** Start Records to process **
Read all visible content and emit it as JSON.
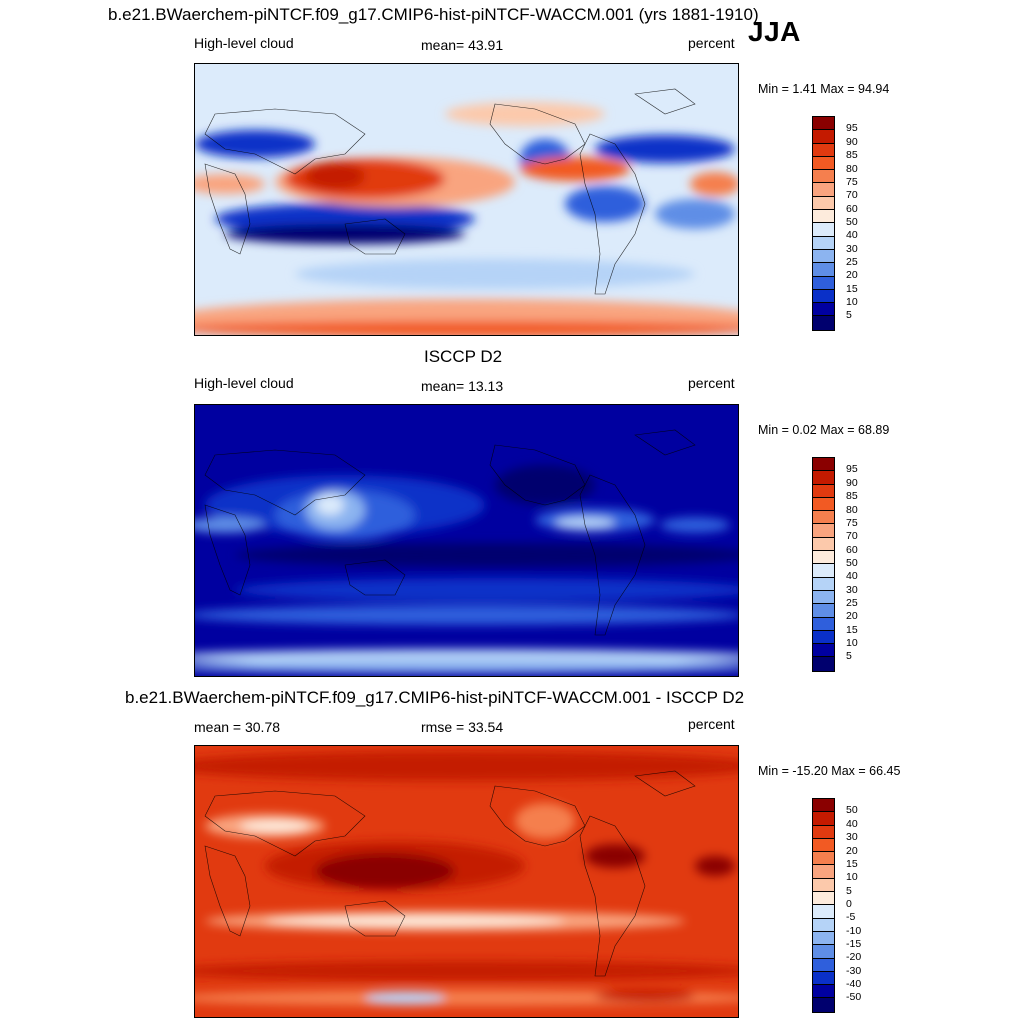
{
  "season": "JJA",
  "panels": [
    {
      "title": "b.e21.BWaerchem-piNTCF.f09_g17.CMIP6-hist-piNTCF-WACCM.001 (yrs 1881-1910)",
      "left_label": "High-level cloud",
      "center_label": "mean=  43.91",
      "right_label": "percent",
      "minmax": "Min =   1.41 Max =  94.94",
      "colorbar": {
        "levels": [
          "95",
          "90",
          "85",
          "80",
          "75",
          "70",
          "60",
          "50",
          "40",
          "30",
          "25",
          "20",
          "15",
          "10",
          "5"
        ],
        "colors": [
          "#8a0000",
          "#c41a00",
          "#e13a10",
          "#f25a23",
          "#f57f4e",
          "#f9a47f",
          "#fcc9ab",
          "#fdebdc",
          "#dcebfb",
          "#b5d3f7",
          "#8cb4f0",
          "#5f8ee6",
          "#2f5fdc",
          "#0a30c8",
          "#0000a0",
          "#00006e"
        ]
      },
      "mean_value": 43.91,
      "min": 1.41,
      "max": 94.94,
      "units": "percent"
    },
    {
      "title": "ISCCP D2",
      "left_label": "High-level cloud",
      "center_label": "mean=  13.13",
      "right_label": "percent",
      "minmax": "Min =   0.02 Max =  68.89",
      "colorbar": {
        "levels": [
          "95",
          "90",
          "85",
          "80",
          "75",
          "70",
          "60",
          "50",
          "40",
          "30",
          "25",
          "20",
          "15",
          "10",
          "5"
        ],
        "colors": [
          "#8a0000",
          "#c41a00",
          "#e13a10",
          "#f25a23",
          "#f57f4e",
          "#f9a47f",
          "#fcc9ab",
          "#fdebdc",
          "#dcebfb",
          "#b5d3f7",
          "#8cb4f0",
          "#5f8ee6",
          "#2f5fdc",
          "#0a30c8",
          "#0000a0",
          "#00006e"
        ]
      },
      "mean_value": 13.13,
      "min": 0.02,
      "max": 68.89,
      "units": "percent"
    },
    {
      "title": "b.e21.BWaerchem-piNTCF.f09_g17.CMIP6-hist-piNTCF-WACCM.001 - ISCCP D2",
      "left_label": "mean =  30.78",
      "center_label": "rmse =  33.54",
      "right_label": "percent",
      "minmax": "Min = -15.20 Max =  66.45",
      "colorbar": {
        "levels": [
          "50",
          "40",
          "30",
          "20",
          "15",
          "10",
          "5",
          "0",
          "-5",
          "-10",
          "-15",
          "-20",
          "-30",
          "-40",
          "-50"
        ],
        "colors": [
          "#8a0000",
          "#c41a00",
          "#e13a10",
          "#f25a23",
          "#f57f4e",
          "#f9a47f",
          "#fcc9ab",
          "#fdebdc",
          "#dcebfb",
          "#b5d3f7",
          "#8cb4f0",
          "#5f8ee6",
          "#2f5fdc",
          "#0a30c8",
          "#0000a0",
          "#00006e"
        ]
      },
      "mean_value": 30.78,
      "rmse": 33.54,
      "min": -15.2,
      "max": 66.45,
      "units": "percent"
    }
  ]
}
** End Records to process **
** Start Records to process **
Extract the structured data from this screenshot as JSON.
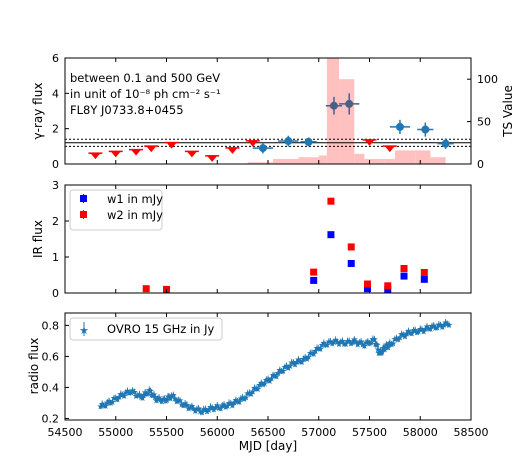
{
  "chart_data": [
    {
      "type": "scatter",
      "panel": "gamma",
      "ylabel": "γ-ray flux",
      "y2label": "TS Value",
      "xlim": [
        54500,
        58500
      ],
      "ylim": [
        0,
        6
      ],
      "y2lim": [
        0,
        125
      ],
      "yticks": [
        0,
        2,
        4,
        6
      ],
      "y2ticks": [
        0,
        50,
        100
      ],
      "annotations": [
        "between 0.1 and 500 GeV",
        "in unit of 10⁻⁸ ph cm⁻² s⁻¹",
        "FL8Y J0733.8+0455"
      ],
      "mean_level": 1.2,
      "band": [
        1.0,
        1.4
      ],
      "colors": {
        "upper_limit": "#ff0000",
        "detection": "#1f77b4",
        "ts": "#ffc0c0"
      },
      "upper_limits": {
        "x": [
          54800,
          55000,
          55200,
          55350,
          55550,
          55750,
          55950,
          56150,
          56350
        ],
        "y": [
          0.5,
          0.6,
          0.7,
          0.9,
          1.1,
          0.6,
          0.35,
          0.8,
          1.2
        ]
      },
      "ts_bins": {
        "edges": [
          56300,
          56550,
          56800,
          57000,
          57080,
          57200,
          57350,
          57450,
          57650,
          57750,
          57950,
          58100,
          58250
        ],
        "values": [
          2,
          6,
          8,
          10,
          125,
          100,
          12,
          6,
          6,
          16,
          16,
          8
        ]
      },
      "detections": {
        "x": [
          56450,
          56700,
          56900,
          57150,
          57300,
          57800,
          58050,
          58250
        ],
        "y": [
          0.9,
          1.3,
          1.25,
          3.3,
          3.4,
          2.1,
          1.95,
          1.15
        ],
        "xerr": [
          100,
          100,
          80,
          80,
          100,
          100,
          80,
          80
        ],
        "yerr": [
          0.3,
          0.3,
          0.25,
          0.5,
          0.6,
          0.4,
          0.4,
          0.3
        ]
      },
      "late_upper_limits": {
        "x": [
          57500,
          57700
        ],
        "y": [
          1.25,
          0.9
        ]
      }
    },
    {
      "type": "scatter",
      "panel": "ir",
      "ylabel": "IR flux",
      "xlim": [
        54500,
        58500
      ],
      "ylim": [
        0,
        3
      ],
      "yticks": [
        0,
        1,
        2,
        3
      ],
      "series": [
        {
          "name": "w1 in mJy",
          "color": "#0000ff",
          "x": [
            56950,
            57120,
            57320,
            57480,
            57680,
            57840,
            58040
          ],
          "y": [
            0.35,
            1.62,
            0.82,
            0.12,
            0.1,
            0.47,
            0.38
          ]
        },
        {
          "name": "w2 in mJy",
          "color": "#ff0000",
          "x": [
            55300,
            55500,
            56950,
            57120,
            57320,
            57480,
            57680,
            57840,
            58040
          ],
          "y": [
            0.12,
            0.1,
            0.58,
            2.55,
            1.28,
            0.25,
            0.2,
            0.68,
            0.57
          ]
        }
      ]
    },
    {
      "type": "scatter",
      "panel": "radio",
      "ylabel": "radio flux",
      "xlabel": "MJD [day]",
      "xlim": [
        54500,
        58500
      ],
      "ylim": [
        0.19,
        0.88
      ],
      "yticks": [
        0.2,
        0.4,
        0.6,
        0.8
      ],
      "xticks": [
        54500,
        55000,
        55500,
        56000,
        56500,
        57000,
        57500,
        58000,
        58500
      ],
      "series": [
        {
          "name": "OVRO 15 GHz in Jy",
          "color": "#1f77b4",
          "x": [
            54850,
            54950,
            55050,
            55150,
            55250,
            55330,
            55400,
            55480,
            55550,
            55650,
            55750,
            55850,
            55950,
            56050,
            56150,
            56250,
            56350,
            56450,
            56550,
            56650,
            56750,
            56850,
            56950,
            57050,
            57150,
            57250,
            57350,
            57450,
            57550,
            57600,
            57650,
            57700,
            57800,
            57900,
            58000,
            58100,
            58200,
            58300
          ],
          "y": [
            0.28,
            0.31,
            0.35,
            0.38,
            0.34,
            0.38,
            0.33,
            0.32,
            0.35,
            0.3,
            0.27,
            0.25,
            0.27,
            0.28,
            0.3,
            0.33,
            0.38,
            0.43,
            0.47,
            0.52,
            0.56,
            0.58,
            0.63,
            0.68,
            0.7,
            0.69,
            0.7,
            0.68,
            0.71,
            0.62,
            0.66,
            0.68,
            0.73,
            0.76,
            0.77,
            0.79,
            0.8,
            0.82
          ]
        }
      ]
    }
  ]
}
** End Records to process **
Check each line in the listing above for the string "ylabel", then report how many lines contain it, with no other text.

3